#### [WORK REQUIRED]
Pictures in the records should not be copied, but every other part must be repeated exactly.
:: PROVIDED RECORDS ::
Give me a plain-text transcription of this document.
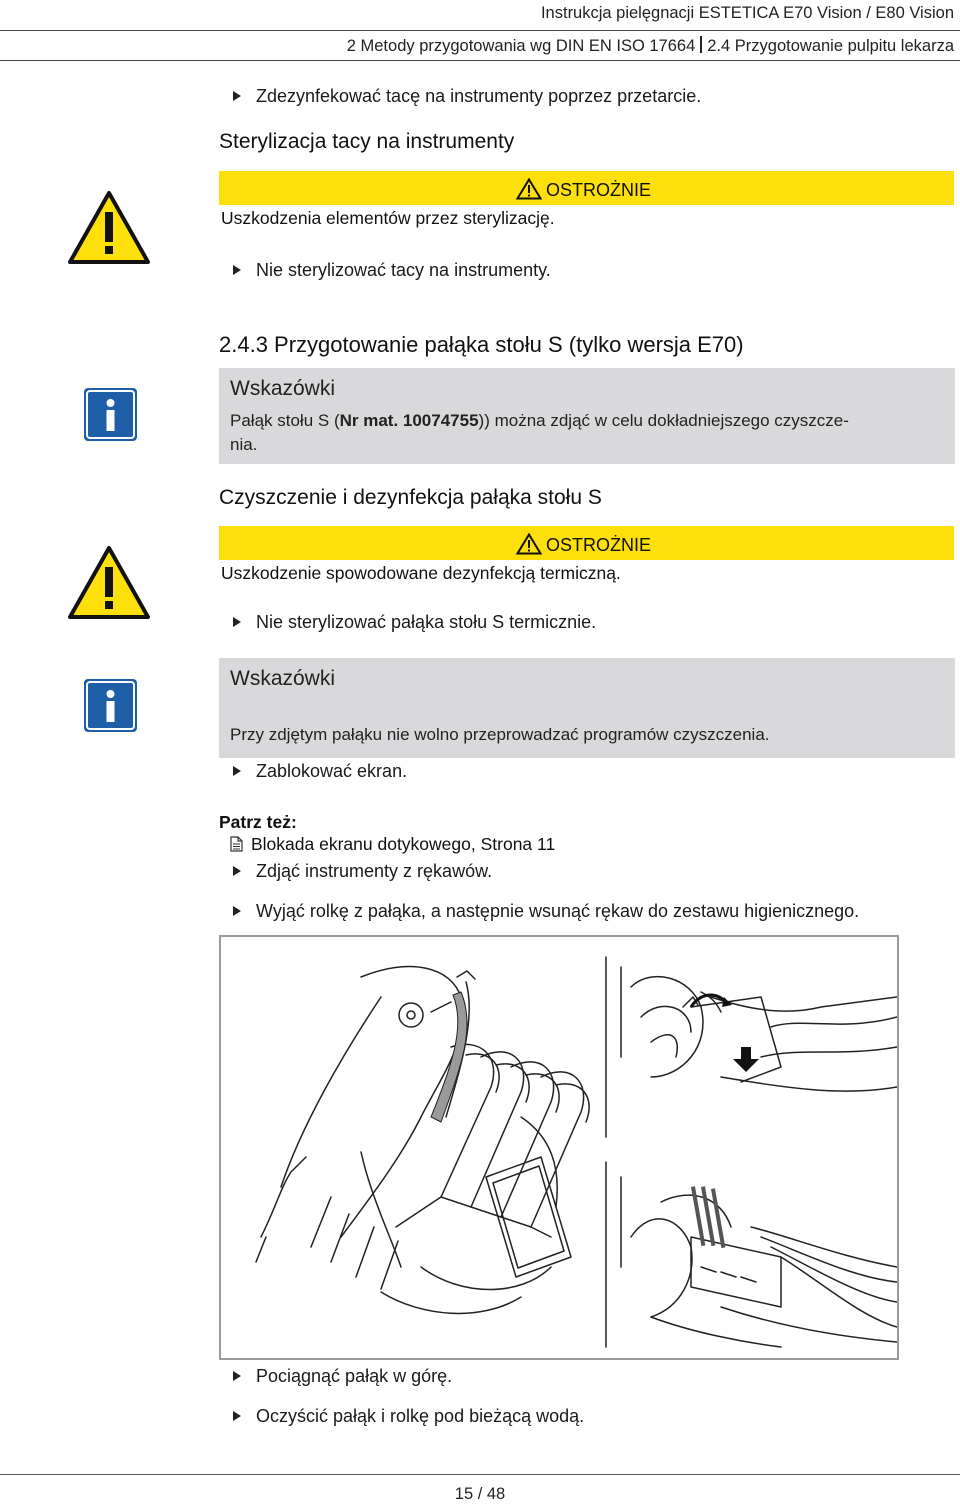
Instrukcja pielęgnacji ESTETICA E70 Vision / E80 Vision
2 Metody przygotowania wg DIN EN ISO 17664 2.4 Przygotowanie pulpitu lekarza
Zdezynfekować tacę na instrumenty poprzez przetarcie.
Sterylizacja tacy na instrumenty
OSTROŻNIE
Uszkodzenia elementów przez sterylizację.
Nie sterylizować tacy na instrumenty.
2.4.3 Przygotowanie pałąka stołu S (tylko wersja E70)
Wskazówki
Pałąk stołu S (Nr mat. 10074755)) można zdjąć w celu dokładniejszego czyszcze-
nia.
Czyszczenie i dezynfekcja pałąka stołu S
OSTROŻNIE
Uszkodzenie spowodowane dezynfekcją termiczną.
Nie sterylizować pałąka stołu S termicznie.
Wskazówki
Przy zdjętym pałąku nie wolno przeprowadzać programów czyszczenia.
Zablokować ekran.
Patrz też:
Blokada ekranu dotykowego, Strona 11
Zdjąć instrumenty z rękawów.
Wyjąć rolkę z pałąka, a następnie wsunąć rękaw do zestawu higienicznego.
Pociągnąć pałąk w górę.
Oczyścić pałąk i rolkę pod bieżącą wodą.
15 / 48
:::
#### [PROBLEM SOLUTION]
Give me a plain-text transcription of this document.
Instrukcja pielęgnacji ESTETICA E70 Vision / E80 Vision
2 Metody przygotowania wg DIN EN ISO 17664 2.4 Przygotowanie pulpitu lekarza
Zdezynfekować tacę na instrumenty poprzez przetarcie.
Sterylizacja tacy na instrumenty
OSTROŻNIE
Uszkodzenia elementów przez sterylizację.
Nie sterylizować tacy na instrumenty.
2.4.3 Przygotowanie pałąka stołu S (tylko wersja E70)
Wskazówki
Pałąk stołu S (Nr mat. 10074755)) można zdjąć w celu dokładniejszego czyszcze-
nia.
Czyszczenie i dezynfekcja pałąka stołu S
OSTROŻNIE
Uszkodzenie spowodowane dezynfekcją termiczną.
Nie sterylizować pałąka stołu S termicznie.
Wskazówki
Przy zdjętym pałąku nie wolno przeprowadzać programów czyszczenia.
Zablokować ekran.
Patrz też:
Blokada ekranu dotykowego, Strona 11
Zdjąć instrumenty z rękawów.
Wyjąć rolkę z pałąka, a następnie wsunąć rękaw do zestawu higienicznego.
Pociągnąć pałąk w górę.
Oczyścić pałąk i rolkę pod bieżącą wodą.
15 / 48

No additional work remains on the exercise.